* [What to produce] From the entries below, copy every line holding the word "time".

* [Dataset]
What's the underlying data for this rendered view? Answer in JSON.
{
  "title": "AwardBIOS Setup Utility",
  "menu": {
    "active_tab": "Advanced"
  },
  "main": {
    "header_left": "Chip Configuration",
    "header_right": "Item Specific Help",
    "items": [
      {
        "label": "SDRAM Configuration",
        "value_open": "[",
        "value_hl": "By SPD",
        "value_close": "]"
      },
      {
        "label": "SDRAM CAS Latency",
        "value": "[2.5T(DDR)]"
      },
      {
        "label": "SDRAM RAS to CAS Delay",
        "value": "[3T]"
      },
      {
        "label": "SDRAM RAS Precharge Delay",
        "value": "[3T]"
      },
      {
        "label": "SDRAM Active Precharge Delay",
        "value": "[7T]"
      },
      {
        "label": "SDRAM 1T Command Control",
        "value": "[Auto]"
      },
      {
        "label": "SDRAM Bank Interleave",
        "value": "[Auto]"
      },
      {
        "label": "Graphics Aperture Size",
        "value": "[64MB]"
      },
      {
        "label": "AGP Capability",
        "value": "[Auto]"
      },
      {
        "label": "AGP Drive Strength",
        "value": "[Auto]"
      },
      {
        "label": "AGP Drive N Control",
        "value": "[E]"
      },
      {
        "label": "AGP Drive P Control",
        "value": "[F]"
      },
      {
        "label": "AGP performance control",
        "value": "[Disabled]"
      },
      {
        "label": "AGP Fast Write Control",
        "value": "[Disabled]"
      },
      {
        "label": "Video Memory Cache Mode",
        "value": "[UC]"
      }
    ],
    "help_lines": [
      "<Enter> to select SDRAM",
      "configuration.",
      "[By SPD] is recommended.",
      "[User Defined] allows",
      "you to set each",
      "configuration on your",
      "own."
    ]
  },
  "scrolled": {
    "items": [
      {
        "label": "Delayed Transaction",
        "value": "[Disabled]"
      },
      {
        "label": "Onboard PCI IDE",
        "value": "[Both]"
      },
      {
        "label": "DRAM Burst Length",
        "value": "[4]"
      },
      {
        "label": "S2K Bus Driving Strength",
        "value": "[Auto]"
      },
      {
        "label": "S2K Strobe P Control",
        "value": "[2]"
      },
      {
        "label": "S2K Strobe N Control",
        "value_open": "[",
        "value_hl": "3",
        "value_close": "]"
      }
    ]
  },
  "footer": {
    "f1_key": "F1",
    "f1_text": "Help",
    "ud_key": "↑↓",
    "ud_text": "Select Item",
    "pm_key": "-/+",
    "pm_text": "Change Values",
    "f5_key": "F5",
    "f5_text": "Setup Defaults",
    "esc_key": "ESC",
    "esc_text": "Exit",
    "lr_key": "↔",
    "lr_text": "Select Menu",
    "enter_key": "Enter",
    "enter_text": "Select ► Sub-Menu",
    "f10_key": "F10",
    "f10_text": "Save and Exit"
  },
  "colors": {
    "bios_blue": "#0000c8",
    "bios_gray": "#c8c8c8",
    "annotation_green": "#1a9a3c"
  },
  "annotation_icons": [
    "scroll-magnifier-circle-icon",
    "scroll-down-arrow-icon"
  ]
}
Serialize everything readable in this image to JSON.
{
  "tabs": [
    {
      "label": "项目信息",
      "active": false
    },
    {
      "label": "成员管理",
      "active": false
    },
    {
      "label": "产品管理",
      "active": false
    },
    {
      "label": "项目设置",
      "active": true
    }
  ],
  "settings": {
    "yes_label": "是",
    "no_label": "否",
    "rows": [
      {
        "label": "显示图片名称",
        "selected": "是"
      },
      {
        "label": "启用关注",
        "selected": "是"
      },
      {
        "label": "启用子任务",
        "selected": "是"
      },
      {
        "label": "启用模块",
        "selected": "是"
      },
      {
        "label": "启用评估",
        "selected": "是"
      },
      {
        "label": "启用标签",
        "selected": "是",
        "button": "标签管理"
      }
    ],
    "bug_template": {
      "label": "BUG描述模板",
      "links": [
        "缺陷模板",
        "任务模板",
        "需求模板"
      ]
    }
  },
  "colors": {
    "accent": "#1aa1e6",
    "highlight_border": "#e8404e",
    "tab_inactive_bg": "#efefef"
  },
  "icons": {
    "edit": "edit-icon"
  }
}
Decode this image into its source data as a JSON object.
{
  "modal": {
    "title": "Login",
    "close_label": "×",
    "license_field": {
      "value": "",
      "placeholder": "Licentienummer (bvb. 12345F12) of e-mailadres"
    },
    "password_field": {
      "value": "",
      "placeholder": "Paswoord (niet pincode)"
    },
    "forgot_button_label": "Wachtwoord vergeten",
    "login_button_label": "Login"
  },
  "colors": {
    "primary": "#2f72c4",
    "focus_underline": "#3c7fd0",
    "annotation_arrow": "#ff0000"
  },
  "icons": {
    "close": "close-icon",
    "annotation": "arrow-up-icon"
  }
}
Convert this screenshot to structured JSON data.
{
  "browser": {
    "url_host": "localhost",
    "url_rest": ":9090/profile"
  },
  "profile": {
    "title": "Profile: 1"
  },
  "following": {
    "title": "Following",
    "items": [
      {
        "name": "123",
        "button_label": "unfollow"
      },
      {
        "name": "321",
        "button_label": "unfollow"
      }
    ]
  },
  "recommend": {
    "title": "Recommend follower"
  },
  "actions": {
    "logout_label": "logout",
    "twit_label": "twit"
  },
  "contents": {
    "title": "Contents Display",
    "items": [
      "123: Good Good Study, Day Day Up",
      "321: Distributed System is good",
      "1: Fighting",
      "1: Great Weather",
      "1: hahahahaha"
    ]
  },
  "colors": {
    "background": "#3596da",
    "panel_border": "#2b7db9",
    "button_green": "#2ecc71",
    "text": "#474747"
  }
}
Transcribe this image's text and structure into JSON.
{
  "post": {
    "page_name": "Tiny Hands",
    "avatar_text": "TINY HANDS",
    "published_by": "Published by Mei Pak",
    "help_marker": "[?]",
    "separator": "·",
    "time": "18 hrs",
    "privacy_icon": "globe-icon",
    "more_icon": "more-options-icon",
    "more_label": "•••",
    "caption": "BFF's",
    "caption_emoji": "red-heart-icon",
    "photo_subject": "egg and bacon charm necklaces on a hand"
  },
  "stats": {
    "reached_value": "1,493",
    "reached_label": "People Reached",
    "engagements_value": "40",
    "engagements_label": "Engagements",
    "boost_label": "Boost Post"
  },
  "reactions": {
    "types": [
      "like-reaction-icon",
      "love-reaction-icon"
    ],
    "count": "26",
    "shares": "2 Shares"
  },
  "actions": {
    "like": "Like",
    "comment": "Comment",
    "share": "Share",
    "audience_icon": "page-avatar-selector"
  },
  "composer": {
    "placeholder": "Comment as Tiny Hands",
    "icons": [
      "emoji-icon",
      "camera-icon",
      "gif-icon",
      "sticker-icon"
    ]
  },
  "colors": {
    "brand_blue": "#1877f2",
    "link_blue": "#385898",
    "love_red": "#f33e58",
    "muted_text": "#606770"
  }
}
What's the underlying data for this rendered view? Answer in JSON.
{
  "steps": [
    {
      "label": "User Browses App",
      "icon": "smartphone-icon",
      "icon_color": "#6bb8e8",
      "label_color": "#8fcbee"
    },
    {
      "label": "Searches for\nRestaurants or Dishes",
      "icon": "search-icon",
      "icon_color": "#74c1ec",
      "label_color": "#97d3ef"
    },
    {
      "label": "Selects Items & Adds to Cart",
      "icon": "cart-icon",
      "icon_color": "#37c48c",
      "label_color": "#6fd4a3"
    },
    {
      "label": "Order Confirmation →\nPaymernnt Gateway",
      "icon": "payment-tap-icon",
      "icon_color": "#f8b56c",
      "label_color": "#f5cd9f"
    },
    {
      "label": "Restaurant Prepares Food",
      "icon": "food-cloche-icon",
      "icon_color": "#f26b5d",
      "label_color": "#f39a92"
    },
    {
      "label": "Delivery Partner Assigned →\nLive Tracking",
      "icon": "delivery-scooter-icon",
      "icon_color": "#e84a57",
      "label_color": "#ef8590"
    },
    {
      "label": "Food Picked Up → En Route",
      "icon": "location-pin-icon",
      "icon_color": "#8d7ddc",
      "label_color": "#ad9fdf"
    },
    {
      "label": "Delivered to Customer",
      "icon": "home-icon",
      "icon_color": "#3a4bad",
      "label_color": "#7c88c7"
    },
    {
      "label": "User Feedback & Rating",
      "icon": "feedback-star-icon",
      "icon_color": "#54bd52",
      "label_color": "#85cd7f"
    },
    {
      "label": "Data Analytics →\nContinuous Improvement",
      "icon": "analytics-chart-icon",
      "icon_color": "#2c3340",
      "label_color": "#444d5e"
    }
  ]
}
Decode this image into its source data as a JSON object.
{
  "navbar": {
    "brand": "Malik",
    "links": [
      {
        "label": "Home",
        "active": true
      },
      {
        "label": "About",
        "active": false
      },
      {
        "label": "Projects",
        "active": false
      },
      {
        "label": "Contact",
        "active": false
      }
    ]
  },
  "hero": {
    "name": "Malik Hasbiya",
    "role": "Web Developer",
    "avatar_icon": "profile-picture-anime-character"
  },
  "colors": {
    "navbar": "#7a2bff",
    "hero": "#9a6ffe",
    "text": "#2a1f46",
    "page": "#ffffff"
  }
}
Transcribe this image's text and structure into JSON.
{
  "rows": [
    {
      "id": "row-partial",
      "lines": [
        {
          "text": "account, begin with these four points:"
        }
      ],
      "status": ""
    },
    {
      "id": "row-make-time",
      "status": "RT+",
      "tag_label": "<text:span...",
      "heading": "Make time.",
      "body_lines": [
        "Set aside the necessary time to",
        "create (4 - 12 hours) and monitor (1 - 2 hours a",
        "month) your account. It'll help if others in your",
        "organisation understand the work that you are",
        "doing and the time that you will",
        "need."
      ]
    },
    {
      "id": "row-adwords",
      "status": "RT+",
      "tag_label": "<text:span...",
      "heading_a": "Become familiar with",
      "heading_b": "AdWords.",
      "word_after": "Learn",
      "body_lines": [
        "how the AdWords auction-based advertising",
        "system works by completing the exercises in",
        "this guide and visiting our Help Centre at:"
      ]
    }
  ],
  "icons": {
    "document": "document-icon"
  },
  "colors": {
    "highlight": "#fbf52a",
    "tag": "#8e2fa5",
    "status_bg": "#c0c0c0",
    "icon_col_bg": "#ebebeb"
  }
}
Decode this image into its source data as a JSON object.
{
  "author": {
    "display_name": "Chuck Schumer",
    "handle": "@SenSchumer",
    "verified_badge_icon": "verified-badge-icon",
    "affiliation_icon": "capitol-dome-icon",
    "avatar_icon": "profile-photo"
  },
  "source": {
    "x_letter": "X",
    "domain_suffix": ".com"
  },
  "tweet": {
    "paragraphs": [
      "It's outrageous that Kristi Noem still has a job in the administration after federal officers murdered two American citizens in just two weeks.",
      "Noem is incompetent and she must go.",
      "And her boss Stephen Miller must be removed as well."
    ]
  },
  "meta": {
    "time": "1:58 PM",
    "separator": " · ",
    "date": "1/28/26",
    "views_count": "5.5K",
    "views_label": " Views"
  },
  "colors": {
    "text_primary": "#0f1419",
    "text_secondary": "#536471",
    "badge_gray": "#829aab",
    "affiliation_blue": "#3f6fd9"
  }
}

* [Result of the task]
    "time": "18 hrs",
      "id": "row-make-time",
      "heading": "Make time.",
        "Set aside the necessary time to",
        "doing and the time that you will",
    "time": "1:58 PM",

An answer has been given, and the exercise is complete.